— START OF Listed records —

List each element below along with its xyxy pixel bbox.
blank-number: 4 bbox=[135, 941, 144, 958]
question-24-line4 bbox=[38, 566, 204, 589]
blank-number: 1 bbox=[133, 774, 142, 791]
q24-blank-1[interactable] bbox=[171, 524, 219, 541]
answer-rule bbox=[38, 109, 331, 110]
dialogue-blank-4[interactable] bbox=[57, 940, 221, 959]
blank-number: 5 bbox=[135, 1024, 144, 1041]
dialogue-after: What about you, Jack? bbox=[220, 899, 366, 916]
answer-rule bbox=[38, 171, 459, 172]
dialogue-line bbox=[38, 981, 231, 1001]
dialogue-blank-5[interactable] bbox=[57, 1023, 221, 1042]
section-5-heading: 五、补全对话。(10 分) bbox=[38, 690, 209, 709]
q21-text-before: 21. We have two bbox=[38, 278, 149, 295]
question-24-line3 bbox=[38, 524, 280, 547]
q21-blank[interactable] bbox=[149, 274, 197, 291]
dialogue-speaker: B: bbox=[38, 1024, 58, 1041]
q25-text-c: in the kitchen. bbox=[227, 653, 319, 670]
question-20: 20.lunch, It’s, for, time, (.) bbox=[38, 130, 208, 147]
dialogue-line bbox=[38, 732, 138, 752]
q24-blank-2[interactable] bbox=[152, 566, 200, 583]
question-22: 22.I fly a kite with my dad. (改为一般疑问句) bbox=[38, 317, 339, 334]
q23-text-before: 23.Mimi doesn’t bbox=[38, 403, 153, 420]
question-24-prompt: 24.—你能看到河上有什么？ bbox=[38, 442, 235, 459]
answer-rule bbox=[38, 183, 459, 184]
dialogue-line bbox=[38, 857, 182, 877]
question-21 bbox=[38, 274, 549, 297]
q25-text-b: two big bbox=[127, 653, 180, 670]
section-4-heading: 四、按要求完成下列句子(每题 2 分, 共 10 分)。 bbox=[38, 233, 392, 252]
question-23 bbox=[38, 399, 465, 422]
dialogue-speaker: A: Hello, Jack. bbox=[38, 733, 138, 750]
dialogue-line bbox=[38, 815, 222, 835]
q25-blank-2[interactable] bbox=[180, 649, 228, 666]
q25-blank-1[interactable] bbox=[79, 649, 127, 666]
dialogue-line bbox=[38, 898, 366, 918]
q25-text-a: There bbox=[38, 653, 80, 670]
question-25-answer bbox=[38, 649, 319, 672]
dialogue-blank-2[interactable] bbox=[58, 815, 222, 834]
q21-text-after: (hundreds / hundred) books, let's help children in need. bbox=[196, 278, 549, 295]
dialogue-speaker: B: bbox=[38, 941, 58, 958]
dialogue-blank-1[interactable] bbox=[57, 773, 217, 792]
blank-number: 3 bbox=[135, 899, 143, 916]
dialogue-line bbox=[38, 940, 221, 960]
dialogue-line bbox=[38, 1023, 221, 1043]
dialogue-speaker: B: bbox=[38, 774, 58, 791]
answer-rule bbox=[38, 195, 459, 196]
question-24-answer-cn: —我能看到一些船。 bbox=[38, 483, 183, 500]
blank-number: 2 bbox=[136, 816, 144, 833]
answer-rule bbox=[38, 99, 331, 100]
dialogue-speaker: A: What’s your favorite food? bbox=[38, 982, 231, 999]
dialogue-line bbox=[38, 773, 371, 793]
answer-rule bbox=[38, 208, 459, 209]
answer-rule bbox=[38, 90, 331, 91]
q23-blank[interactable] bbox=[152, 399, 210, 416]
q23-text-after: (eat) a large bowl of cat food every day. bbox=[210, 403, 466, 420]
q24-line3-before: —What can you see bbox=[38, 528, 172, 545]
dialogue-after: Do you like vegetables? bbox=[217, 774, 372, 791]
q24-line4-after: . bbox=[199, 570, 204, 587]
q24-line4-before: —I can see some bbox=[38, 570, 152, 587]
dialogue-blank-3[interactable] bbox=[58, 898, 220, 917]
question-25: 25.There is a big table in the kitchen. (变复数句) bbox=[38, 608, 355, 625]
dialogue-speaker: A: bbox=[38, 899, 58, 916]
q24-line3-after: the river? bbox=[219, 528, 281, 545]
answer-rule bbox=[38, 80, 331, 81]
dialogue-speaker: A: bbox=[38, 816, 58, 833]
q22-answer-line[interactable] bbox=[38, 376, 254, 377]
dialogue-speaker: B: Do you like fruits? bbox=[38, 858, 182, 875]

— END OF Listed records —

**What is asked:** Reproduce the records in full, substituting "writing-rule" for each occurrence of "answer-rule" and leaving every other character unchanged.

**Right answer:**
List each element below along with its xyxy pixel bbox.
blank-number: 4 bbox=[135, 941, 144, 958]
question-24-line4 bbox=[38, 566, 204, 589]
blank-number: 1 bbox=[133, 774, 142, 791]
q24-blank-1[interactable] bbox=[171, 524, 219, 541]
writing-rule bbox=[38, 109, 331, 110]
dialogue-blank-4[interactable] bbox=[57, 940, 221, 959]
blank-number: 5 bbox=[135, 1024, 144, 1041]
dialogue-after: What about you, Jack? bbox=[220, 899, 366, 916]
writing-rule bbox=[38, 171, 459, 172]
dialogue-line bbox=[38, 981, 231, 1001]
dialogue-blank-5[interactable] bbox=[57, 1023, 221, 1042]
section-5-heading: 五、补全对话。(10 分) bbox=[38, 690, 209, 709]
q21-text-before: 21. We have two bbox=[38, 278, 149, 295]
question-24-line3 bbox=[38, 524, 280, 547]
q21-blank[interactable] bbox=[149, 274, 197, 291]
dialogue-speaker: B: bbox=[38, 1024, 58, 1041]
q25-text-c: in the kitchen. bbox=[227, 653, 319, 670]
question-20: 20.lunch, It’s, for, time, (.) bbox=[38, 130, 208, 147]
dialogue-line bbox=[38, 732, 138, 752]
q24-blank-2[interactable] bbox=[152, 566, 200, 583]
question-22: 22.I fly a kite with my dad. (改为一般疑问句) bbox=[38, 317, 339, 334]
q23-text-before: 23.Mimi doesn’t bbox=[38, 403, 153, 420]
question-24-prompt: 24.—你能看到河上有什么？ bbox=[38, 442, 235, 459]
writing-rule bbox=[38, 183, 459, 184]
dialogue-line bbox=[38, 857, 182, 877]
question-21 bbox=[38, 274, 549, 297]
q25-text-b: two big bbox=[127, 653, 180, 670]
section-4-heading: 四、按要求完成下列句子(每题 2 分, 共 10 分)。 bbox=[38, 233, 392, 252]
question-23 bbox=[38, 399, 465, 422]
dialogue-speaker: A: Hello, Jack. bbox=[38, 733, 138, 750]
dialogue-line bbox=[38, 815, 222, 835]
q25-blank-2[interactable] bbox=[180, 649, 228, 666]
q25-blank-1[interactable] bbox=[79, 649, 127, 666]
dialogue-line bbox=[38, 898, 366, 918]
q25-text-a: There bbox=[38, 653, 80, 670]
question-25-answer bbox=[38, 649, 319, 672]
dialogue-blank-2[interactable] bbox=[58, 815, 222, 834]
q21-text-after: (hundreds / hundred) books, let's help children in need. bbox=[196, 278, 549, 295]
dialogue-speaker: B: bbox=[38, 941, 58, 958]
dialogue-blank-1[interactable] bbox=[57, 773, 217, 792]
blank-number: 3 bbox=[135, 899, 143, 916]
dialogue-line bbox=[38, 940, 221, 960]
dialogue-line bbox=[38, 1023, 221, 1043]
dialogue-speaker: B: bbox=[38, 774, 58, 791]
writing-rule bbox=[38, 195, 459, 196]
question-24-answer-cn: —我能看到一些船。 bbox=[38, 483, 183, 500]
blank-number: 2 bbox=[136, 816, 144, 833]
writing-rule bbox=[38, 99, 331, 100]
dialogue-speaker: A: What’s your favorite food? bbox=[38, 982, 231, 999]
dialogue-line bbox=[38, 773, 371, 793]
writing-rule bbox=[38, 208, 459, 209]
writing-rule bbox=[38, 90, 331, 91]
q23-blank[interactable] bbox=[152, 399, 210, 416]
q23-text-after: (eat) a large bowl of cat food every day. bbox=[210, 403, 466, 420]
q24-line3-before: —What can you see bbox=[38, 528, 172, 545]
dialogue-after: Do you like vegetables? bbox=[217, 774, 372, 791]
q24-line4-after: . bbox=[199, 570, 204, 587]
q24-line4-before: —I can see some bbox=[38, 570, 152, 587]
dialogue-blank-3[interactable] bbox=[58, 898, 220, 917]
question-25: 25.There is a big table in the kitchen. (变复数句) bbox=[38, 608, 355, 625]
dialogue-speaker: A: bbox=[38, 899, 58, 916]
q24-line3-after: the river? bbox=[219, 528, 281, 545]
writing-rule bbox=[38, 80, 331, 81]
dialogue-speaker: A: bbox=[38, 816, 58, 833]
q22-answer-line[interactable] bbox=[38, 376, 254, 377]
dialogue-speaker: B: Do you like fruits? bbox=[38, 858, 182, 875]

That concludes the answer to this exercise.